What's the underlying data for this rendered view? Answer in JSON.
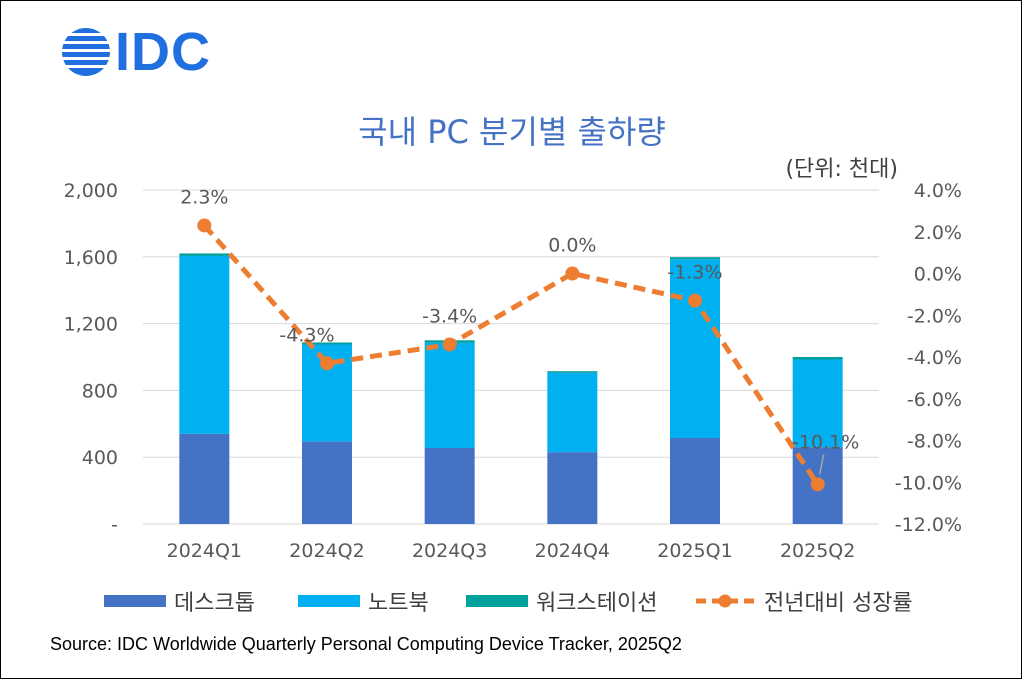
{
  "logo": {
    "text": "IDC",
    "color": "#1f6fde"
  },
  "chart_data": {
    "type": "bar",
    "stacked": true,
    "title": "국내 PC 분기별 출하량",
    "unit_label": "(단위: 천대)",
    "categories": [
      "2024Q1",
      "2024Q2",
      "2024Q3",
      "2024Q4",
      "2025Q1",
      "2025Q2"
    ],
    "series": [
      {
        "name": "데스크톱",
        "type": "bar",
        "axis": "left",
        "color": "#4472c4",
        "values": [
          540,
          495,
          455,
          430,
          515,
          460
        ]
      },
      {
        "name": "노트북",
        "type": "bar",
        "axis": "left",
        "color": "#00b0f0",
        "values": [
          1065,
          580,
          630,
          475,
          1070,
          525
        ]
      },
      {
        "name": "워크스테이션",
        "type": "bar",
        "axis": "left",
        "color": "#00a19c",
        "values": [
          15,
          12,
          15,
          10,
          13,
          15
        ]
      },
      {
        "name": "전년대비 성장률",
        "type": "line",
        "axis": "right",
        "color": "#ed7d31",
        "dashed": true,
        "values": [
          2.3,
          -4.3,
          -3.4,
          0.0,
          -1.3,
          -10.1
        ],
        "data_labels": [
          "2.3%",
          "-4.3%",
          "-3.4%",
          "0.0%",
          "-1.3%",
          "-10.1%"
        ]
      }
    ],
    "y_left": {
      "ylim": [
        0,
        2000
      ],
      "ticks": [
        0,
        400,
        800,
        1200,
        1600,
        2000
      ],
      "tick_labels": [
        "-",
        "400",
        "800",
        "1,200",
        "1,600",
        "2,000"
      ]
    },
    "y_right": {
      "ylim": [
        -12,
        4
      ],
      "ticks": [
        4,
        2,
        0,
        -2,
        -4,
        -6,
        -8,
        -10,
        -12
      ],
      "tick_labels": [
        "4.0%",
        "2.0%",
        "0.0%",
        "-2.0%",
        "-4.0%",
        "-6.0%",
        "-8.0%",
        "-10.0%",
        "-12.0%"
      ]
    },
    "grid": true,
    "legend_position": "bottom",
    "title_color": "#4472c4",
    "text_color": "#595959",
    "grid_color": "#d9d9d9"
  },
  "source": "Source: IDC Worldwide Quarterly Personal Computing Device Tracker, 2025Q2"
}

------------------------------------

From the listing above, pick out each line where the word "name" appears.

## Written solution
        "name": "데스크톱",
        "name": "노트북",
        "name": "워크스테이션",
        "name": "전년대비 성장률",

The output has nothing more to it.